--- Begin ---
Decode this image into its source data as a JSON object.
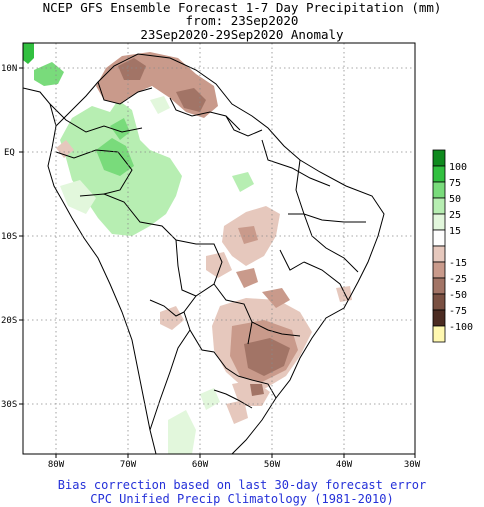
{
  "header": {
    "line1": "NCEP GFS Ensemble Forecast 1-7 Day Precipitation (mm)",
    "line2": "from: 23Sep2020",
    "line3": "23Sep2020-29Sep2020 Anomaly"
  },
  "axes": {
    "lat_labels": [
      "10N",
      "EQ",
      "10S",
      "20S",
      "30S"
    ],
    "lon_labels": [
      "80W",
      "70W",
      "60W",
      "50W",
      "40W",
      "30W"
    ]
  },
  "legend": {
    "items": [
      {
        "label": "100",
        "color": "#0f8a1e"
      },
      {
        "label": "75",
        "color": "#32c040"
      },
      {
        "label": "50",
        "color": "#79db7b"
      },
      {
        "label": "25",
        "color": "#b7eeb2"
      },
      {
        "label": "15",
        "color": "#e2f7dc"
      },
      {
        "label": "",
        "color": "#ffffff"
      },
      {
        "label": "-15",
        "color": "#e6c8bd"
      },
      {
        "label": "-25",
        "color": "#c99a8b"
      },
      {
        "label": "-50",
        "color": "#a27466"
      },
      {
        "label": "-75",
        "color": "#7a5042"
      },
      {
        "label": "-100",
        "color": "#4c2c22"
      },
      {
        "label": "",
        "color": "#fff8b0"
      }
    ]
  },
  "footer": {
    "line1": "Bias correction based on last 30-day forecast error",
    "line2": "CPC Unified Precip Climatology (1981-2010)"
  },
  "colors": {
    "footer_text": "#2430d8",
    "grid": "#8a8a8a"
  }
}
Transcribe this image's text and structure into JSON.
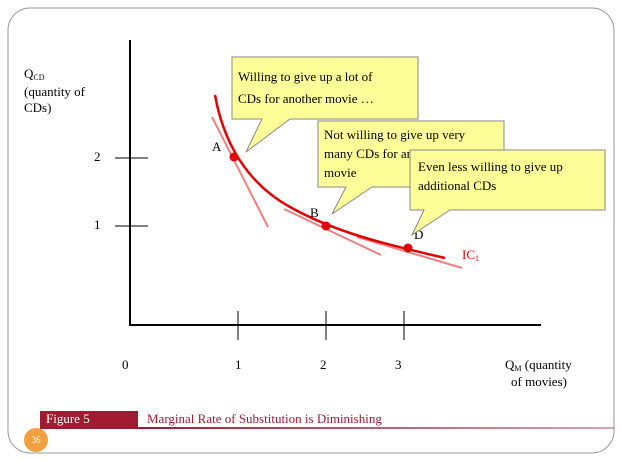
{
  "y_axis": {
    "label": "Q",
    "label_sub": "CD",
    "label_lines": [
      "(quantity of",
      "CDs)"
    ],
    "ticks": [
      "2",
      "1"
    ]
  },
  "x_axis": {
    "label": "Q",
    "label_sub": "M",
    "label_rest": " (quantity",
    "label_line2": "of movies)",
    "ticks": [
      "0",
      "1",
      "2",
      "3"
    ]
  },
  "points": [
    "A",
    "B",
    "D"
  ],
  "curve": {
    "label": "IC",
    "label_sub": "1"
  },
  "callouts": [
    {
      "lines": [
        "Willing to give up a lot of",
        "CDs for another movie …"
      ]
    },
    {
      "lines": [
        "Not willing to give up very",
        "many CDs for another",
        "movie"
      ]
    },
    {
      "lines": [
        "Even less willing to give up",
        "additional CDs"
      ]
    }
  ],
  "figure": {
    "number": "Figure 5",
    "caption": "Marginal Rate of Substitution is Diminishing"
  },
  "slide_number": "36"
}
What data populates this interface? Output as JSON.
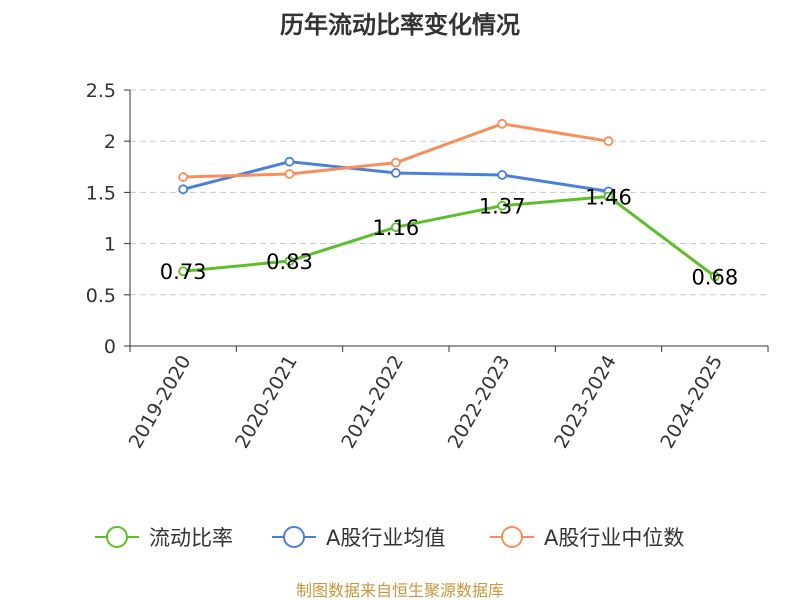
{
  "chart_data": {
    "type": "line",
    "title": "历年流动比率变化情况",
    "categories": [
      "2019-2020",
      "2020-2021",
      "2021-2022",
      "2022-2023",
      "2023-2024",
      "2024-2025"
    ],
    "ylim": [
      0,
      2.5
    ],
    "yticks": [
      "0",
      "0.5",
      "1",
      "1.5",
      "2",
      "2.5"
    ],
    "grid": true,
    "legend_position": "bottom",
    "series": [
      {
        "name": "流动比率",
        "color": "#5cbf2a",
        "values": [
          0.73,
          0.83,
          1.16,
          1.37,
          1.46,
          0.68
        ],
        "labels": [
          "0.73",
          "0.83",
          "1.16",
          "1.37",
          "1.46",
          "0.68"
        ]
      },
      {
        "name": "A股行业均值",
        "color": "#4a7fdc",
        "values": [
          1.53,
          1.8,
          1.69,
          1.67,
          1.51,
          null
        ]
      },
      {
        "name": "A股行业中位数",
        "color": "#f88e5a",
        "values": [
          1.65,
          1.68,
          1.79,
          2.17,
          2.0,
          null
        ]
      }
    ]
  },
  "source_note": "制图数据来自恒生聚源数据库"
}
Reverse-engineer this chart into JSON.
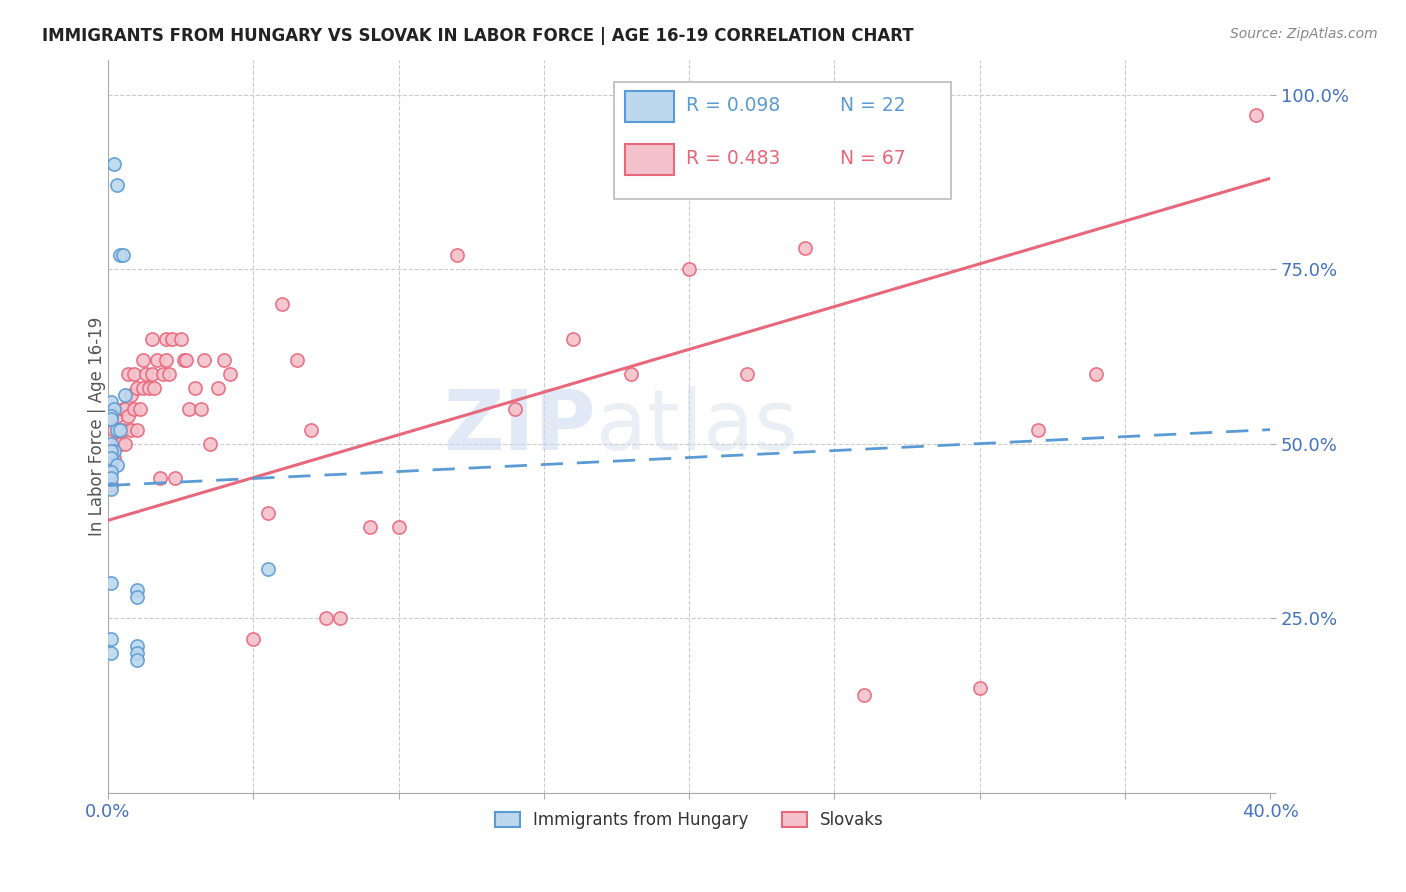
{
  "title": "IMMIGRANTS FROM HUNGARY VS SLOVAK IN LABOR FORCE | AGE 16-19 CORRELATION CHART",
  "source": "Source: ZipAtlas.com",
  "ylabel": "In Labor Force | Age 16-19",
  "xlim": [
    0.0,
    0.4
  ],
  "ylim": [
    0.0,
    1.05
  ],
  "ytick_vals": [
    0.0,
    0.25,
    0.5,
    0.75,
    1.0
  ],
  "ytick_labels": [
    "",
    "25.0%",
    "50.0%",
    "75.0%",
    "100.0%"
  ],
  "xtick_vals": [
    0.0,
    0.05,
    0.1,
    0.15,
    0.2,
    0.25,
    0.3,
    0.35,
    0.4
  ],
  "xtick_labels": [
    "0.0%",
    "",
    "",
    "",
    "",
    "",
    "",
    "",
    "40.0%"
  ],
  "hungary_color": "#5b9bd5",
  "hungary_fill": "#bdd7ee",
  "slovak_color": "#e8677a",
  "slovak_fill": "#f4c2cc",
  "watermark_zip": "ZIP",
  "watermark_atlas": "atlas",
  "hungary_x": [
    0.002,
    0.003,
    0.004,
    0.005,
    0.006,
    0.001,
    0.002,
    0.001,
    0.001,
    0.003,
    0.004,
    0.001,
    0.002,
    0.001,
    0.001,
    0.003,
    0.001,
    0.001,
    0.001,
    0.001,
    0.001,
    0.001,
    0.055,
    0.01,
    0.01,
    0.01,
    0.01,
    0.01
  ],
  "hungary_y": [
    0.9,
    0.87,
    0.77,
    0.77,
    0.57,
    0.56,
    0.55,
    0.54,
    0.535,
    0.52,
    0.52,
    0.5,
    0.49,
    0.49,
    0.48,
    0.47,
    0.46,
    0.45,
    0.435,
    0.3,
    0.22,
    0.2,
    0.32,
    0.29,
    0.28,
    0.21,
    0.2,
    0.19
  ],
  "slovak_x": [
    0.001,
    0.001,
    0.002,
    0.002,
    0.003,
    0.003,
    0.004,
    0.005,
    0.005,
    0.006,
    0.006,
    0.007,
    0.007,
    0.008,
    0.008,
    0.009,
    0.009,
    0.01,
    0.01,
    0.011,
    0.012,
    0.012,
    0.013,
    0.014,
    0.015,
    0.015,
    0.016,
    0.017,
    0.018,
    0.019,
    0.02,
    0.02,
    0.021,
    0.022,
    0.023,
    0.025,
    0.026,
    0.027,
    0.028,
    0.03,
    0.032,
    0.033,
    0.035,
    0.038,
    0.04,
    0.042,
    0.05,
    0.055,
    0.06,
    0.065,
    0.07,
    0.075,
    0.08,
    0.09,
    0.1,
    0.12,
    0.14,
    0.16,
    0.18,
    0.2,
    0.22,
    0.24,
    0.26,
    0.3,
    0.32,
    0.34,
    0.395
  ],
  "slovak_y": [
    0.44,
    0.47,
    0.48,
    0.52,
    0.5,
    0.54,
    0.5,
    0.52,
    0.55,
    0.5,
    0.55,
    0.54,
    0.6,
    0.52,
    0.57,
    0.55,
    0.6,
    0.52,
    0.58,
    0.55,
    0.58,
    0.62,
    0.6,
    0.58,
    0.6,
    0.65,
    0.58,
    0.62,
    0.45,
    0.6,
    0.62,
    0.65,
    0.6,
    0.65,
    0.45,
    0.65,
    0.62,
    0.62,
    0.55,
    0.58,
    0.55,
    0.62,
    0.5,
    0.58,
    0.62,
    0.6,
    0.22,
    0.4,
    0.7,
    0.62,
    0.52,
    0.25,
    0.25,
    0.38,
    0.38,
    0.77,
    0.55,
    0.65,
    0.6,
    0.75,
    0.6,
    0.78,
    0.14,
    0.15,
    0.52,
    0.6,
    0.97
  ],
  "hungary_line_x": [
    0.0,
    0.4
  ],
  "hungary_line_y": [
    0.44,
    0.52
  ],
  "slovak_line_x": [
    0.0,
    0.4
  ],
  "slovak_line_y": [
    0.39,
    0.88
  ]
}
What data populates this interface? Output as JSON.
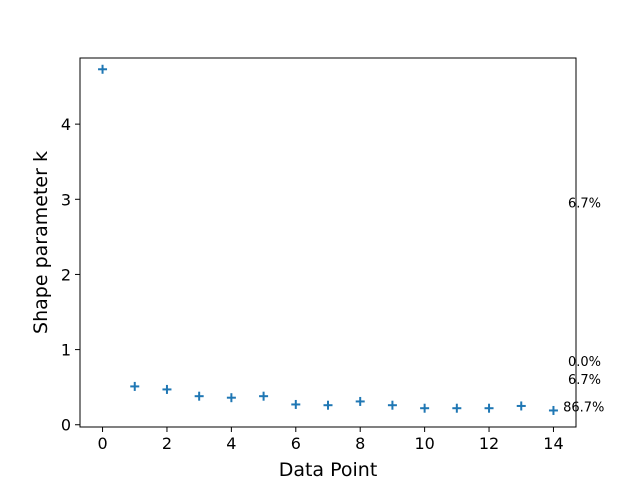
--- End ---
▸ **Description of the task**:
Copy every line in the entries above that has the string "title" in it.

▸ **Output for this task**:
    "title": "历年流动比率变化情况",
  "title": "IMMIGRANTS FROM HUNGARY VS SLOVAK IN LABOR FORCE | AGE 16-19 CORRELATION CHART",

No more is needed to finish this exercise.